» **Written problem**
Tally the lines in the records underneath that contain the string "Костромской", and state the figure by itself.

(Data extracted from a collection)
----
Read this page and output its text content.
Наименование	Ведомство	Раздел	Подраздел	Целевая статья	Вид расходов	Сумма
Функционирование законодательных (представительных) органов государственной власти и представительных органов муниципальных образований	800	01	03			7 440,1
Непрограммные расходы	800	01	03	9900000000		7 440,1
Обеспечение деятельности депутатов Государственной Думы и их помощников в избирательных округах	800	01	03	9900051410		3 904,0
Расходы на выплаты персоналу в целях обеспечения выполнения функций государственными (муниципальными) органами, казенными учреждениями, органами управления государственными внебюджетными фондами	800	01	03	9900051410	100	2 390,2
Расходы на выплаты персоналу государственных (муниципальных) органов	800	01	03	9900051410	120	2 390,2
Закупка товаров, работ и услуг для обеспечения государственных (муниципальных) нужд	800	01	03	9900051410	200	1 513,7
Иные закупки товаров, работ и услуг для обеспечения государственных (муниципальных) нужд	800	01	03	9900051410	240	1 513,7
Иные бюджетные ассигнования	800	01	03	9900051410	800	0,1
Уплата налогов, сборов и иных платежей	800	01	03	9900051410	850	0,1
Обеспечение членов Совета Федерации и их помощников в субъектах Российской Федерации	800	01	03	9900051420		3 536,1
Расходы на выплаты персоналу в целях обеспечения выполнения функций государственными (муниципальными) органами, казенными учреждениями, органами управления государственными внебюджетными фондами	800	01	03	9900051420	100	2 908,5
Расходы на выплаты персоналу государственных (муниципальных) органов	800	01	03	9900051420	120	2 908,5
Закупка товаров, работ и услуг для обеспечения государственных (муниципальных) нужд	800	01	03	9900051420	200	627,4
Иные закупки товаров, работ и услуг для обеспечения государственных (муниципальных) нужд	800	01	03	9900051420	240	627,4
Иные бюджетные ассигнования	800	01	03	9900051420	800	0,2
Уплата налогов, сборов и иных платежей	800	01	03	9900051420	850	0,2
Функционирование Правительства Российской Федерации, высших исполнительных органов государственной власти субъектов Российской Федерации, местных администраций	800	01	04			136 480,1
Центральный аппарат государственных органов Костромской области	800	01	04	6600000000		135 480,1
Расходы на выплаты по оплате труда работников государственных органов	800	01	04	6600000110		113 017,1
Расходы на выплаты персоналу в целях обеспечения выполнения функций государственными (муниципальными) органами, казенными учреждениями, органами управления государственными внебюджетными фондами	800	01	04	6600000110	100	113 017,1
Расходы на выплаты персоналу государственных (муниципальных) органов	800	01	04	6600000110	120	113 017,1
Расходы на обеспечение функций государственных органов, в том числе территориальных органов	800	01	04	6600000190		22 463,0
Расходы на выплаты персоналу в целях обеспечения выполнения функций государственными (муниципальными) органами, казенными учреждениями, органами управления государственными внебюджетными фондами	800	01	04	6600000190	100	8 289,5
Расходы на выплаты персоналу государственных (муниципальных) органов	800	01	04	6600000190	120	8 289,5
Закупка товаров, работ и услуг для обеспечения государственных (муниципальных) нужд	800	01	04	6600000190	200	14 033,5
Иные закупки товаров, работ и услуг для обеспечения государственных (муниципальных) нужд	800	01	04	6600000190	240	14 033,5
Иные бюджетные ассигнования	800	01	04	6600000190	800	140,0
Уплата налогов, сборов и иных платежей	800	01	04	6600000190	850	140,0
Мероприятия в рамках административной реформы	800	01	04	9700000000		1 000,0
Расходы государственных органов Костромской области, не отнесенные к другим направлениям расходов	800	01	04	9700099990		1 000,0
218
----
» **Completed task**
2